What is being asked. Pick up the post on homeschooling young children during lockdown after its last sentence and keep writing it.

___ Text passage

Here is a post I wrote, during the Spring 2020 lockdown, for Norland College. I trained there many years ago, and it’s also where I met Phil, but that’s a story for another day.😉. My thoughts on lockdown learning, particularly for younger children remain the same for this current lockdown.
Norlander, mother of nine and home school educator for ten years Vicki Goldby (Set 19) shares her tips for homeschooling. Vicki’s family was recently featured in Channel 5’s A Country Life for Half the Price with Kate Humble. View the programme on from the Channel 5 website
With the Easter holidays behind us and school doors remaining closed, we face the challenge of home educating our children while the lockdown continues. As a Norlander, mum of nine children aged one to seventeen years and as a home educator for the last ten years, I would love to share with you some ideas that I hope may make the road ahead smoother.
“We need to bear in mind that these are not normal times, and this is not ordinary home education. We are educating in a crisis situation and we, therefore, need to relax some of our expectations in order to get through the next few weeks without causing ourselves unnecessary stress.”
It is worth noting that many countries begin formal education at seven years, for example, Finland, which also has a reputation for excellence in education. So, if you have a young child, maybe now is the time to take the pedal off and allow them the time to learn without the confines of academic expectation. This doesn’t mean they won’t still be learning. Children are natural explorers and creating a learning environment that works with their interests and needs will still provide opportunities to develop their learning in an active way.
Children of all ages learn best when they love what they are learning. Parents need to consider themselves at this time to be facilitators, not necessarily teachers. Take time, where possible, to watch your child, and ask yourself questions. What does my child love? What activities hold their attention? What are they drawn to? Then create opportunities to incorporate academic subjects into those activities.

______
___ Excerpted data

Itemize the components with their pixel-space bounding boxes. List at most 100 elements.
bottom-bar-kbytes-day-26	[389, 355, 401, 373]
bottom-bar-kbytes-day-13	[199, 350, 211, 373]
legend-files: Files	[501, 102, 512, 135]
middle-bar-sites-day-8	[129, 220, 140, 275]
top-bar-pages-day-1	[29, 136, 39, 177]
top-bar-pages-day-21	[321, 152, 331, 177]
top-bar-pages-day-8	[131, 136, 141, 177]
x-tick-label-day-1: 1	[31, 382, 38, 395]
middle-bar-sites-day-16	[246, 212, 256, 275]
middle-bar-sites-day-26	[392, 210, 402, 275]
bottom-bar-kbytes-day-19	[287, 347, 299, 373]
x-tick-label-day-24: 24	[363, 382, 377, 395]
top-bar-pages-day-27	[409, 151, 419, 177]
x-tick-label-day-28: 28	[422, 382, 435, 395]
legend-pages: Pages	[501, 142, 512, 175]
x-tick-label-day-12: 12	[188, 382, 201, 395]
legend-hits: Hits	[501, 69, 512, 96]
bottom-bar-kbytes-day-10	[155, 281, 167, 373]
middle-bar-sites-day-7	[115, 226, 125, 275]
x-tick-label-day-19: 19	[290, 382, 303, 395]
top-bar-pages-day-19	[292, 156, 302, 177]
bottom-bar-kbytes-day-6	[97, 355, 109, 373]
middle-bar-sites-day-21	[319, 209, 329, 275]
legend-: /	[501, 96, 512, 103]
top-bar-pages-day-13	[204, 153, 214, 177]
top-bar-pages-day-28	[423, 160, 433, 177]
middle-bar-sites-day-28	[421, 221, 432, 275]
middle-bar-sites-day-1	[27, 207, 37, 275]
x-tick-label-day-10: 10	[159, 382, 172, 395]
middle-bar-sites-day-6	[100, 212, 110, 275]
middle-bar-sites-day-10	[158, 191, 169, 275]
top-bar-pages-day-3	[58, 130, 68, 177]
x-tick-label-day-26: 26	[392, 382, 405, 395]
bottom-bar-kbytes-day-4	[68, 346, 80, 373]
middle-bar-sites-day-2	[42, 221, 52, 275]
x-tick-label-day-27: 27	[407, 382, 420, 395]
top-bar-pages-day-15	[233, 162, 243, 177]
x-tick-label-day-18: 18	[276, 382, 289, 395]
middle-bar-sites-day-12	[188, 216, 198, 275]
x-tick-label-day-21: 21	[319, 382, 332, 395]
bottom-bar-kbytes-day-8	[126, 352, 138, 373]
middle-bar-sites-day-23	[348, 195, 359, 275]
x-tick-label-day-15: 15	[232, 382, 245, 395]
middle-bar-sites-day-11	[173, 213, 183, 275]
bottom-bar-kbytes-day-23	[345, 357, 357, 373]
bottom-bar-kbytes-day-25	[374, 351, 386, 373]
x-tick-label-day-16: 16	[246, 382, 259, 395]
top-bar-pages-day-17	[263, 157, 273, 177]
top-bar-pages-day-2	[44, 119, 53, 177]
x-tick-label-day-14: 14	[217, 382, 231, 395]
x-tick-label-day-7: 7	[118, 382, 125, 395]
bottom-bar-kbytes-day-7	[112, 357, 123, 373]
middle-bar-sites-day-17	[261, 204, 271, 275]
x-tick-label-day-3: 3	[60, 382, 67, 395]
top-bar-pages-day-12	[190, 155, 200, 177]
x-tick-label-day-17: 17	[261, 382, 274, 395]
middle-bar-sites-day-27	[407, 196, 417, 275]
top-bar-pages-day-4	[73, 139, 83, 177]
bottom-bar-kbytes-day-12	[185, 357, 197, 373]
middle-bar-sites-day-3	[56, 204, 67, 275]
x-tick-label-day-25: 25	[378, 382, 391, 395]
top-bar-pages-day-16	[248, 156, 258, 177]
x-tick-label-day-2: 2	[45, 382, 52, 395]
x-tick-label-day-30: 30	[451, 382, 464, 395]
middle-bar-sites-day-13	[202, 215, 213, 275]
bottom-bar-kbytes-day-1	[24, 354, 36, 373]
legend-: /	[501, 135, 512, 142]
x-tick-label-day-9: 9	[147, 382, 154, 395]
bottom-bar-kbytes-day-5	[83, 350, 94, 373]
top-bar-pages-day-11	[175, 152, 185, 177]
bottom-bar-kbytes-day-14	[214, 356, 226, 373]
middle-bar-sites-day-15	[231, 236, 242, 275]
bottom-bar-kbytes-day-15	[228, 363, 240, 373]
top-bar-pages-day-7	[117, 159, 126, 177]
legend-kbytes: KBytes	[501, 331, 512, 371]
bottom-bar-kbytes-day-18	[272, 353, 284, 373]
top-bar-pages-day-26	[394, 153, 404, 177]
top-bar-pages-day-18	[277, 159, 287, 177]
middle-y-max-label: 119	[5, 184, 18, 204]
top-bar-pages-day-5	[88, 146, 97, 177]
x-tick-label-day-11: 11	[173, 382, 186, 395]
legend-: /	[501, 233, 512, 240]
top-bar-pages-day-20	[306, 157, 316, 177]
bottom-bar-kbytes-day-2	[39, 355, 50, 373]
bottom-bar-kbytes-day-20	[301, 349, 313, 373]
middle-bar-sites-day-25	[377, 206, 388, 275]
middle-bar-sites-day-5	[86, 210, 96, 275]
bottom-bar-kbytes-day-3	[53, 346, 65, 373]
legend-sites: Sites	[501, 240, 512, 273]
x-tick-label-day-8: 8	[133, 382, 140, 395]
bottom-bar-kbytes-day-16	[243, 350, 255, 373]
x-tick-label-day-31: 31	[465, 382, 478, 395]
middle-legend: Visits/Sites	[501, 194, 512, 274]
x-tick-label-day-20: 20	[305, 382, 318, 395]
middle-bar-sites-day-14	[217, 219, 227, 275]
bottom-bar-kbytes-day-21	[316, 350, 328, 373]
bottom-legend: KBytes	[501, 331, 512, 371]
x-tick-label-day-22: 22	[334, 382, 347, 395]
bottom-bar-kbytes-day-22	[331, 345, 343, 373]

______

Reply to the task.
Let me give you a couple of ideas. Let’s say a child loves playing with sticks in the garden. Use those sticks for counting (maths), create mini houses (design and technology), read Stickman and write your own stick poem (Literacy) or make a cake and decorate with stick-shaped matchmakers (food technology). This framework, of project-based learning, can be used with many ideas: gardening projects, cooking, kitchen science, the list is endless.
If this all sounds too much, take it back a gear, simply live with your children and teach them life skills. Money maths, reading recipes, writing greeting cards, writing shopping lists, telling the time, playing board games, reading stories; these are all very educational and reinforce concepts they will have learnt at school. You may find that when they go back to school these concepts will be more easily understood because they have learnt with their hands as well as their minds.
Children thrive when given routine, they know what is coming next and in times like these when their life is changing so quickly, a framework to the day will give them much needed stability. Keep meals and bedtimes consistent but try to consider the education side more as a lifestyle of learning, rather than school at home. A strict timetable rarely works and often causes family stress. There does need to be a rhythm to the day, but timings can be fluid.
You may find that a couple of hours in the morning of table work is more than enough to complete any work that school has sent, age depending. Although this work has been set by teachers trying to help your child, if it is causing conflict then speak to the school, they are there to help you. It’s also really important to note that it’s not worth being a slave to a routine, routine is your servant, not your master. In our family, we find our life is best structured around meals, so we aim to do most of our academic study before lunch. But we are also realistic and some days we start school after lunch because the morning was busy or full of emotions.
I would suggest that you consider your workday first. Many parents are still trying to work full time from home. If you are trying to home educate as well, that is a huge challenge, and not a situation most home educators have to deal with. Schoolwork can be fitted around your routine. If your only completely free time is in the evenings, then just do an hour then with your child, of reading, a little writing and some age-appropriate maths. They are very unlikely to fall behind if these basics are covered. They will also have matured, learnt life skills and had less pressure from tests, you may find lockdown has in some ways benefited your child.
Home educated children are often very successful at university because they have learnt self-led learning from the beginning. Schools are brilliant at teaching, but the thrust of home education is to encourage independent learning and a child who is fascinated by the world around them. With this encouragement, we can go forward helping mixed age groups to learn side by side. It looks different to school and that is as it should be. It is about making your environment stimulating as much as it is about providing book work.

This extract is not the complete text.